__Short task__:
Please give the listing again in its entirety, exactly as written.

-------- Extracted data --------

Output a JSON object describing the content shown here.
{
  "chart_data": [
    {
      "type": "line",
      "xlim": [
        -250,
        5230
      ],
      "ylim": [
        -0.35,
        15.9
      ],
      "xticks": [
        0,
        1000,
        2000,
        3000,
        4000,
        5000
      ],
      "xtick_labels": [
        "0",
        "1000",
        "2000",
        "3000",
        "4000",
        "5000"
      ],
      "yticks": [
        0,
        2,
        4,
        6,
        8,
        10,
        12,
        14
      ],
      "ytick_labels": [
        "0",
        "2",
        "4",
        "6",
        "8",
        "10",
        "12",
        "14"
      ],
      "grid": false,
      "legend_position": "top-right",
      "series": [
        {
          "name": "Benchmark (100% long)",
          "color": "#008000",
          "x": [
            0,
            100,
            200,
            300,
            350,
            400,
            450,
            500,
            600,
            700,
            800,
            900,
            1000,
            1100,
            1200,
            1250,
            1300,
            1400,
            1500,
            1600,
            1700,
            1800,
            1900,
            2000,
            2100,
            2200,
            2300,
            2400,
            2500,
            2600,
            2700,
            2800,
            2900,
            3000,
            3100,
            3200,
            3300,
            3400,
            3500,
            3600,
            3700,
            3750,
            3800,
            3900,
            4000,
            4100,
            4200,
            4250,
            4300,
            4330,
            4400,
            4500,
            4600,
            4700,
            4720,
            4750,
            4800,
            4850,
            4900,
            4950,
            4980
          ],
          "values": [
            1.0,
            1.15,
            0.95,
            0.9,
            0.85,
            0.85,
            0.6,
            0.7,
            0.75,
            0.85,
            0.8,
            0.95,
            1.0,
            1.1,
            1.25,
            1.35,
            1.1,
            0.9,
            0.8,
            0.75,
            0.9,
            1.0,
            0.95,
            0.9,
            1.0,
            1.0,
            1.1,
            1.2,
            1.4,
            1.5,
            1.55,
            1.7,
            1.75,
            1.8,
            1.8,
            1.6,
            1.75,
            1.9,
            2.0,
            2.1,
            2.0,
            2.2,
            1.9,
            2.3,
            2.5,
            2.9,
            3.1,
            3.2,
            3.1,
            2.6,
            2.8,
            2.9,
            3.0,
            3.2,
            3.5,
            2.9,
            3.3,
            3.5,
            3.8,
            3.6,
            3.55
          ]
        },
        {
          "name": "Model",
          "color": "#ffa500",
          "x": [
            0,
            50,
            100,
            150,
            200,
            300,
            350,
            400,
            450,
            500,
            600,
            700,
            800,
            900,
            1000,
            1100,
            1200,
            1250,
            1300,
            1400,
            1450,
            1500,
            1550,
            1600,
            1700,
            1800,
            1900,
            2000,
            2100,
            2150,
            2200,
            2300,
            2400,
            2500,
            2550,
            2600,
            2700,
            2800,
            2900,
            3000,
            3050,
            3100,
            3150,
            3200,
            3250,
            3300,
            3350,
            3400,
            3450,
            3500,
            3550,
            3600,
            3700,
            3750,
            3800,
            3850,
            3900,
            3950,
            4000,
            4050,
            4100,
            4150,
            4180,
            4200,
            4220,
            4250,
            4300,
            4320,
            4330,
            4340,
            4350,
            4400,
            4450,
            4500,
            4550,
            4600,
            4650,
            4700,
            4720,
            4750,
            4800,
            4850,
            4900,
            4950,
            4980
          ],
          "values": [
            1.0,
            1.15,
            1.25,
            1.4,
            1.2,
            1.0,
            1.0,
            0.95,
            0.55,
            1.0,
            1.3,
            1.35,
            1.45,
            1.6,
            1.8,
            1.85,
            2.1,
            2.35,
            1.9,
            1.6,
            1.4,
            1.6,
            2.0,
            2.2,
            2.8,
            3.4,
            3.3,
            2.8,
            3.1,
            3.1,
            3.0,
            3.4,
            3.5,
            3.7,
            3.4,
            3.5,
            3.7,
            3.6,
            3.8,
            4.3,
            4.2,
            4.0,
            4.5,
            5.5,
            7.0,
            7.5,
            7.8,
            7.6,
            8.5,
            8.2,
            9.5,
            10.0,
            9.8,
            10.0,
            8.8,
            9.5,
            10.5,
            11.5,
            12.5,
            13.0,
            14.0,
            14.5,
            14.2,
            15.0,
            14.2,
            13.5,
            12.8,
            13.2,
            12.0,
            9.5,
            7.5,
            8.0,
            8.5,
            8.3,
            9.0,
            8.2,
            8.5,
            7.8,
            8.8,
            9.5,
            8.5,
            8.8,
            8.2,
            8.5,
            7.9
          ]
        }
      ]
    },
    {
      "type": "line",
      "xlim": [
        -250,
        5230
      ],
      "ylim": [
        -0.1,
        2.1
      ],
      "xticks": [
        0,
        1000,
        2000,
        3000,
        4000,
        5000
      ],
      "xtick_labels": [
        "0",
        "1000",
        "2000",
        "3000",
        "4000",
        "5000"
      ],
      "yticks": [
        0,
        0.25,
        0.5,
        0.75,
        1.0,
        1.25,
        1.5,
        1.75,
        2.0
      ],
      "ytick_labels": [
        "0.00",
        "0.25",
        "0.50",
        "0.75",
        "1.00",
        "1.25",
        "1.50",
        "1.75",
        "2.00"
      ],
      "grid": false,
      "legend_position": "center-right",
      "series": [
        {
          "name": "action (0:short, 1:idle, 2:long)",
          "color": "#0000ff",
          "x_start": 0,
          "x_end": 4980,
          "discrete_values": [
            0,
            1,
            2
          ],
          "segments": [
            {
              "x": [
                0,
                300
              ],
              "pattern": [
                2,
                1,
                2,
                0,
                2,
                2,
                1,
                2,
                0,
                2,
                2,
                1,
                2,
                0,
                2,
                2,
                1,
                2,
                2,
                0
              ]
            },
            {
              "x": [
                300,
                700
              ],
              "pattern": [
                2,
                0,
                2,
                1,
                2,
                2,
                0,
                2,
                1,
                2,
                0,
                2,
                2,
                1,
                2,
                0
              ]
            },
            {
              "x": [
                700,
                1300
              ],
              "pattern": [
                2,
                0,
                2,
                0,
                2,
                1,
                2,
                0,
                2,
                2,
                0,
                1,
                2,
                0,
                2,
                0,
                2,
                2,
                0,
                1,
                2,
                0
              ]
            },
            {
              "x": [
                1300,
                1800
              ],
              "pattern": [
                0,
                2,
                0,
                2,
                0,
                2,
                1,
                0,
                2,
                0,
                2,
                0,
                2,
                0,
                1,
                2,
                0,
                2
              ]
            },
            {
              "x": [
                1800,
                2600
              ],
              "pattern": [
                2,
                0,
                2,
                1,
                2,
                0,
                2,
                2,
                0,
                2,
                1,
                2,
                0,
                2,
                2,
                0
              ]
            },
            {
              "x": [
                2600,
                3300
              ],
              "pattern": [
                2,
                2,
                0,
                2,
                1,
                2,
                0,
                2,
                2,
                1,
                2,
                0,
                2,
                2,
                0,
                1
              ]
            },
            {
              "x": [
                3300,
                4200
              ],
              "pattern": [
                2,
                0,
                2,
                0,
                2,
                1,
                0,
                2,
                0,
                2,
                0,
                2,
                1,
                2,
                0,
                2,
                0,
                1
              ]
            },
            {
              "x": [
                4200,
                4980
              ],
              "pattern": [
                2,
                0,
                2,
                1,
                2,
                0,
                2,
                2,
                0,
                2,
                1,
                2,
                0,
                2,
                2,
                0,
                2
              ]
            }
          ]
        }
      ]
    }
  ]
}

--------

__Full output__:
Output a JSON object describing the content shown here.
{
  "chart_data": [
    {
      "type": "line",
      "xlim": [
        -250,
        5230
      ],
      "ylim": [
        -0.35,
        15.9
      ],
      "xticks": [
        0,
        1000,
        2000,
        3000,
        4000,
        5000
      ],
      "xtick_labels": [
        "0",
        "1000",
        "2000",
        "3000",
        "4000",
        "5000"
      ],
      "yticks": [
        0,
        2,
        4,
        6,
        8,
        10,
        12,
        14
      ],
      "ytick_labels": [
        "0",
        "2",
        "4",
        "6",
        "8",
        "10",
        "12",
        "14"
      ],
      "grid": false,
      "legend_position": "top-right",
      "series": [
        {
          "name": "Benchmark (100% long)",
          "color": "#008000",
          "x": [
            0,
            100,
            200,
            300,
            350,
            400,
            450,
            500,
            600,
            700,
            800,
            900,
            1000,
            1100,
            1200,
            1250,
            1300,
            1400,
            1500,
            1600,
            1700,
            1800,
            1900,
            2000,
            2100,
            2200,
            2300,
            2400,
            2500,
            2600,
            2700,
            2800,
            2900,
            3000,
            3100,
            3200,
            3300,
            3400,
            3500,
            3600,
            3700,
            3750,
            3800,
            3900,
            4000,
            4100,
            4200,
            4250,
            4300,
            4330,
            4400,
            4500,
            4600,
            4700,
            4720,
            4750,
            4800,
            4850,
            4900,
            4950,
            4980
          ],
          "values": [
            1.0,
            1.15,
            0.95,
            0.9,
            0.85,
            0.85,
            0.6,
            0.7,
            0.75,
            0.85,
            0.8,
            0.95,
            1.0,
            1.1,
            1.25,
            1.35,
            1.1,
            0.9,
            0.8,
            0.75,
            0.9,
            1.0,
            0.95,
            0.9,
            1.0,
            1.0,
            1.1,
            1.2,
            1.4,
            1.5,
            1.55,
            1.7,
            1.75,
            1.8,
            1.8,
            1.6,
            1.75,
            1.9,
            2.0,
            2.1,
            2.0,
            2.2,
            1.9,
            2.3,
            2.5,
            2.9,
            3.1,
            3.2,
            3.1,
            2.6,
            2.8,
            2.9,
            3.0,
            3.2,
            3.5,
            2.9,
            3.3,
            3.5,
            3.8,
            3.6,
            3.55
          ]
        },
        {
          "name": "Model",
          "color": "#ffa500",
          "x": [
            0,
            50,
            100,
            150,
            200,
            300,
            350,
            400,
            450,
            500,
            600,
            700,
            800,
            900,
            1000,
            1100,
            1200,
            1250,
            1300,
            1400,
            1450,
            1500,
            1550,
            1600,
            1700,
            1800,
            1900,
            2000,
            2100,
            2150,
            2200,
            2300,
            2400,
            2500,
            2550,
            2600,
            2700,
            2800,
            2900,
            3000,
            3050,
            3100,
            3150,
            3200,
            3250,
            3300,
            3350,
            3400,
            3450,
            3500,
            3550,
            3600,
            3700,
            3750,
            3800,
            3850,
            3900,
            3950,
            4000,
            4050,
            4100,
            4150,
            4180,
            4200,
            4220,
            4250,
            4300,
            4320,
            4330,
            4340,
            4350,
            4400,
            4450,
            4500,
            4550,
            4600,
            4650,
            4700,
            4720,
            4750,
            4800,
            4850,
            4900,
            4950,
            4980
          ],
          "values": [
            1.0,
            1.15,
            1.25,
            1.4,
            1.2,
            1.0,
            1.0,
            0.95,
            0.55,
            1.0,
            1.3,
            1.35,
            1.45,
            1.6,
            1.8,
            1.85,
            2.1,
            2.35,
            1.9,
            1.6,
            1.4,
            1.6,
            2.0,
            2.2,
            2.8,
            3.4,
            3.3,
            2.8,
            3.1,
            3.1,
            3.0,
            3.4,
            3.5,
            3.7,
            3.4,
            3.5,
            3.7,
            3.6,
            3.8,
            4.3,
            4.2,
            4.0,
            4.5,
            5.5,
            7.0,
            7.5,
            7.8,
            7.6,
            8.5,
            8.2,
            9.5,
            10.0,
            9.8,
            10.0,
            8.8,
            9.5,
            10.5,
            11.5,
            12.5,
            13.0,
            14.0,
            14.5,
            14.2,
            15.0,
            14.2,
            13.5,
            12.8,
            13.2,
            12.0,
            9.5,
            7.5,
            8.0,
            8.5,
            8.3,
            9.0,
            8.2,
            8.5,
            7.8,
            8.8,
            9.5,
            8.5,
            8.8,
            8.2,
            8.5,
            7.9
          ]
        }
      ]
    },
    {
      "type": "line",
      "xlim": [
        -250,
        5230
      ],
      "ylim": [
        -0.1,
        2.1
      ],
      "xticks": [
        0,
        1000,
        2000,
        3000,
        4000,
        5000
      ],
      "xtick_labels": [
        "0",
        "1000",
        "2000",
        "3000",
        "4000",
        "5000"
      ],
      "yticks": [
        0,
        0.25,
        0.5,
        0.75,
        1.0,
        1.25,
        1.5,
        1.75,
        2.0
      ],
      "ytick_labels": [
        "0.00",
        "0.25",
        "0.50",
        "0.75",
        "1.00",
        "1.25",
        "1.50",
        "1.75",
        "2.00"
      ],
      "grid": false,
      "legend_position": "center-right",
      "series": [
        {
          "name": "action (0:short, 1:idle, 2:long)",
          "color": "#0000ff",
          "x_start": 0,
          "x_end": 4980,
          "discrete_values": [
            0,
            1,
            2
          ],
          "segments": [
            {
              "x": [
                0,
                300
              ],
              "pattern": [
                2,
                1,
                2,
                0,
                2,
                2,
                1,
                2,
                0,
                2,
                2,
                1,
                2,
                0,
                2,
                2,
                1,
                2,
                2,
                0
              ]
            },
            {
              "x": [
                300,
                700
              ],
              "pattern": [
                2,
                0,
                2,
                1,
                2,
                2,
                0,
                2,
                1,
                2,
                0,
                2,
                2,
                1,
                2,
                0
              ]
            },
            {
              "x": [
                700,
                1300
              ],
              "pattern": [
                2,
                0,
                2,
                0,
                2,
                1,
                2,
                0,
                2,
                2,
                0,
                1,
                2,
                0,
                2,
                0,
                2,
                2,
                0,
                1,
                2,
                0
              ]
            },
            {
              "x": [
                1300,
                1800
              ],
              "pattern": [
                0,
                2,
                0,
                2,
                0,
                2,
                1,
                0,
                2,
                0,
                2,
                0,
                2,
                0,
                1,
                2,
                0,
                2
              ]
            },
            {
              "x": [
                1800,
                2600
              ],
              "pattern": [
                2,
                0,
                2,
                1,
                2,
                0,
                2,
                2,
                0,
                2,
                1,
                2,
                0,
                2,
                2,
                0
              ]
            },
            {
              "x": [
                2600,
                3300
              ],
              "pattern": [
                2,
                2,
                0,
                2,
                1,
                2,
                0,
                2,
                2,
                1,
                2,
                0,
                2,
                2,
                0,
                1
              ]
            },
            {
              "x": [
                3300,
                4200
              ],
              "pattern": [
                2,
                0,
                2,
                0,
                2,
                1,
                0,
                2,
                0,
                2,
                0,
                2,
                1,
                2,
                0,
                2,
                0,
                1
              ]
            },
            {
              "x": [
                4200,
                4980
              ],
              "pattern": [
                2,
                0,
                2,
                1,
                2,
                0,
                2,
                2,
                0,
                2,
                1,
                2,
                0,
                2,
                2,
                0,
                2
              ]
            }
          ]
        }
      ]
    }
  ]
}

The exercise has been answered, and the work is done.